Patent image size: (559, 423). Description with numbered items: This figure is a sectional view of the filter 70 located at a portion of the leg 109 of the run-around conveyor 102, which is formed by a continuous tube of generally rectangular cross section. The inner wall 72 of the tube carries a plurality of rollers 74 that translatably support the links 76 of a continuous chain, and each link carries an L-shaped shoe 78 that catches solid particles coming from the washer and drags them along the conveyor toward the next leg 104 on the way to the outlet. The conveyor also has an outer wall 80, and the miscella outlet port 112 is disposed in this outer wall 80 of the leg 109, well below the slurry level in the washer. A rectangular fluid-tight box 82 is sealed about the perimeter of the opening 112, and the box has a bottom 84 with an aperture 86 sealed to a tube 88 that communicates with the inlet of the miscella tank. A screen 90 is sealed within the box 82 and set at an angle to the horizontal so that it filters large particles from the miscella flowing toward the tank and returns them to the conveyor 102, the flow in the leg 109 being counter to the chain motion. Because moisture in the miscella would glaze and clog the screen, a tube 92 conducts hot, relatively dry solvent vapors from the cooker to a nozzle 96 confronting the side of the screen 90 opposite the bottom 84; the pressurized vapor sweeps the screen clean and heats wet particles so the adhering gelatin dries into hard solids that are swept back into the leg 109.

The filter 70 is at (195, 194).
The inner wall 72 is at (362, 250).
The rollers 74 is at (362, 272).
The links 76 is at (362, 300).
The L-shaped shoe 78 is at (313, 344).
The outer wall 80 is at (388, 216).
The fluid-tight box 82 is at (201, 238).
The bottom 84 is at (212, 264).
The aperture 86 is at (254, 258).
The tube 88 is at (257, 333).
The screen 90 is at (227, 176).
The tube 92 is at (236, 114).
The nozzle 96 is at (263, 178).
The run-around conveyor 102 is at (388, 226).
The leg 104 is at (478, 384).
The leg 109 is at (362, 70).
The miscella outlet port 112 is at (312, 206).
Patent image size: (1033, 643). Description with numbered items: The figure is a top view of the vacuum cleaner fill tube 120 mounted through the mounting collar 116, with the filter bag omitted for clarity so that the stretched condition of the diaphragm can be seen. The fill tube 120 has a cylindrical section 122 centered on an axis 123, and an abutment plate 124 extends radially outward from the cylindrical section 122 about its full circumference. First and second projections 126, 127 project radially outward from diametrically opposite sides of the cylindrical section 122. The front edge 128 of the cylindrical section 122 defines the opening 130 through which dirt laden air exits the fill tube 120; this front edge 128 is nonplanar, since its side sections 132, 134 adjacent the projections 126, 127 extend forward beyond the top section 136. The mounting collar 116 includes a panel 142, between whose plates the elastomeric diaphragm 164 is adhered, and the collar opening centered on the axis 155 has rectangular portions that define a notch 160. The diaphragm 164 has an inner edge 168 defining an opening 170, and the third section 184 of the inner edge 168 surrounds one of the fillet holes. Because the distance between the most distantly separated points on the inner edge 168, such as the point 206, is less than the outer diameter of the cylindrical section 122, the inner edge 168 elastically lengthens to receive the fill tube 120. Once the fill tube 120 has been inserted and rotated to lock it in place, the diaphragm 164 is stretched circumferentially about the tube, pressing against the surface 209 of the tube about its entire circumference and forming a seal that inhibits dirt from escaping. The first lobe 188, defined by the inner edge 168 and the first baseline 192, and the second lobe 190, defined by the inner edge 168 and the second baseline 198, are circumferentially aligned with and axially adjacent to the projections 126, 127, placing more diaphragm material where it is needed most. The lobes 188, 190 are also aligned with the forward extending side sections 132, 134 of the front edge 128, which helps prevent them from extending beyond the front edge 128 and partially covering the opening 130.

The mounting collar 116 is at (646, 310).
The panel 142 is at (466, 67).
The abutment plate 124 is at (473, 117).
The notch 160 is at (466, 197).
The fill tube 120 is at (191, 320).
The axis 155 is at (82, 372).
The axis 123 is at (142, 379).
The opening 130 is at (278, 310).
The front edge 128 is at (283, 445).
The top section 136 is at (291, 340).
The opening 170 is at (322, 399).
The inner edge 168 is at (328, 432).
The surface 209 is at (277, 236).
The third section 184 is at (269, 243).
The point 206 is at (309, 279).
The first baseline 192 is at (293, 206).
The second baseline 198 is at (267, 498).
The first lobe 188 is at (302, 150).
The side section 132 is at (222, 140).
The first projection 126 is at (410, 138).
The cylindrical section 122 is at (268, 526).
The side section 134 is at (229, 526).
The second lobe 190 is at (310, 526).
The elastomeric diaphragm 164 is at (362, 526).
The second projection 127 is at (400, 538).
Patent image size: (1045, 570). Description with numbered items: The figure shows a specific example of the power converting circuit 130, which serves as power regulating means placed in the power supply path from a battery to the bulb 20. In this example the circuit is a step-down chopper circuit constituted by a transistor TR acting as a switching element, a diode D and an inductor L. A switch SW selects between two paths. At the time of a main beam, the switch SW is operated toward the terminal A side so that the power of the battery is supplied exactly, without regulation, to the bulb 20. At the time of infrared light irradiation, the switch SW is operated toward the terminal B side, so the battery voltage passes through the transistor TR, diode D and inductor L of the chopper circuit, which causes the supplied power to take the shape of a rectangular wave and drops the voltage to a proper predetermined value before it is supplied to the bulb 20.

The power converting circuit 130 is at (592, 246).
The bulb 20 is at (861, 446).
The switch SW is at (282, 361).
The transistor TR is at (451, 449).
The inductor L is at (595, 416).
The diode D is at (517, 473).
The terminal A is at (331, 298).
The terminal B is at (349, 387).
+ + +
EXERCISE TASK: Revise all of the lines above so that "Description with numbered items" becomes "Numbered description" wherever it occurs, leaving everything else unchanged.

COMPLETED TASK:
Patent image size: (559, 423). Numbered description: This figure is a sectional view of the filter 70 located at a portion of the leg 109 of the run-around conveyor 102, which is formed by a continuous tube of generally rectangular cross section. The inner wall 72 of the tube carries a plurality of rollers 74 that translatably support the links 76 of a continuous chain, and each link carries an L-shaped shoe 78 that catches solid particles coming from the washer and drags them along the conveyor toward the next leg 104 on the way to the outlet. The conveyor also has an outer wall 80, and the miscella outlet port 112 is disposed in this outer wall 80 of the leg 109, well below the slurry level in the washer. A rectangular fluid-tight box 82 is sealed about the perimeter of the opening 112, and the box has a bottom 84 with an aperture 86 sealed to a tube 88 that communicates with the inlet of the miscella tank. A screen 90 is sealed within the box 82 and set at an angle to the horizontal so that it filters large particles from the miscella flowing toward the tank and returns them to the conveyor 102, the flow in the leg 109 being counter to the chain motion. Because moisture in the miscella would glaze and clog the screen, a tube 92 conducts hot, relatively dry solvent vapors from the cooker to a nozzle 96 confronting the side of the screen 90 opposite the bottom 84; the pressurized vapor sweeps the screen clean and heats wet particles so the adhering gelatin dries into hard solids that are swept back into the leg 109.

The filter 70 is at (195, 194).
The inner wall 72 is at (362, 250).
The rollers 74 is at (362, 272).
The links 76 is at (362, 300).
The L-shaped shoe 78 is at (313, 344).
The outer wall 80 is at (388, 216).
The fluid-tight box 82 is at (201, 238).
The bottom 84 is at (212, 264).
The aperture 86 is at (254, 258).
The tube 88 is at (257, 333).
The screen 90 is at (227, 176).
The tube 92 is at (236, 114).
The nozzle 96 is at (263, 178).
The run-around conveyor 102 is at (388, 226).
The leg 104 is at (478, 384).
The leg 109 is at (362, 70).
The miscella outlet port 112 is at (312, 206).
Patent image size: (1033, 643). Numbered description: The figure is a top view of the vacuum cleaner fill tube 120 mounted through the mounting collar 116, with the filter bag omitted for clarity so that the stretched condition of the diaphragm can be seen. The fill tube 120 has a cylindrical section 122 centered on an axis 123, and an abutment plate 124 extends radially outward from the cylindrical section 122 about its full circumference. First and second projections 126, 127 project radially outward from diametrically opposite sides of the cylindrical section 122. The front edge 128 of the cylindrical section 122 defines the opening 130 through which dirt laden air exits the fill tube 120; this front edge 128 is nonplanar, since its side sections 132, 134 adjacent the projections 126, 127 extend forward beyond the top section 136. The mounting collar 116 includes a panel 142, between whose plates the elastomeric diaphragm 164 is adhered, and the collar opening centered on the axis 155 has rectangular portions that define a notch 160. The diaphragm 164 has an inner edge 168 defining an opening 170, and the third section 184 of the inner edge 168 surrounds one of the fillet holes. Because the distance between the most distantly separated points on the inner edge 168, such as the point 206, is less than the outer diameter of the cylindrical section 122, the inner edge 168 elastically lengthens to receive the fill tube 120. Once the fill tube 120 has been inserted and rotated to lock it in place, the diaphragm 164 is stretched circumferentially about the tube, pressing against the surface 209 of the tube about its entire circumference and forming a seal that inhibits dirt from escaping. The first lobe 188, defined by the inner edge 168 and the first baseline 192, and the second lobe 190, defined by the inner edge 168 and the second baseline 198, are circumferentially aligned with and axially adjacent to the projections 126, 127, placing more diaphragm material where it is needed most. The lobes 188, 190 are also aligned with the forward extending side sections 132, 134 of the front edge 128, which helps prevent them from extending beyond the front edge 128 and partially covering the opening 130.

The mounting collar 116 is at (646, 310).
The panel 142 is at (466, 67).
The abutment plate 124 is at (473, 117).
The notch 160 is at (466, 197).
The fill tube 120 is at (191, 320).
The axis 155 is at (82, 372).
The axis 123 is at (142, 379).
The opening 130 is at (278, 310).
The front edge 128 is at (283, 445).
The top section 136 is at (291, 340).
The opening 170 is at (322, 399).
The inner edge 168 is at (328, 432).
The surface 209 is at (277, 236).
The third section 184 is at (269, 243).
The point 206 is at (309, 279).
The first baseline 192 is at (293, 206).
The second baseline 198 is at (267, 498).
The first lobe 188 is at (302, 150).
The side section 132 is at (222, 140).
The first projection 126 is at (410, 138).
The cylindrical section 122 is at (268, 526).
The side section 134 is at (229, 526).
The second lobe 190 is at (310, 526).
The elastomeric diaphragm 164 is at (362, 526).
The second projection 127 is at (400, 538).
Patent image size: (1045, 570). Numbered description: The figure shows a specific example of the power converting circuit 130, which serves as power regulating means placed in the power supply path from a battery to the bulb 20. In this example the circuit is a step-down chopper circuit constituted by a transistor TR acting as a switching element, a diode D and an inductor L. A switch SW selects between two paths. At the time of a main beam, the switch SW is operated toward the terminal A side so that the power of the battery is supplied exactly, without regulation, to the bulb 20. At the time of infrared light irradiation, the switch SW is operated toward the terminal B side, so the battery voltage passes through the transistor TR, diode D and inductor L of the chopper circuit, which causes the supplied power to take the shape of a rectangular wave and drops the voltage to a proper predetermined value before it is supplied to the bulb 20.

The power converting circuit 130 is at (592, 246).
The bulb 20 is at (861, 446).
The switch SW is at (282, 361).
The transistor TR is at (451, 449).
The inductor L is at (595, 416).
The diode D is at (517, 473).
The terminal A is at (331, 298).
The terminal B is at (349, 387).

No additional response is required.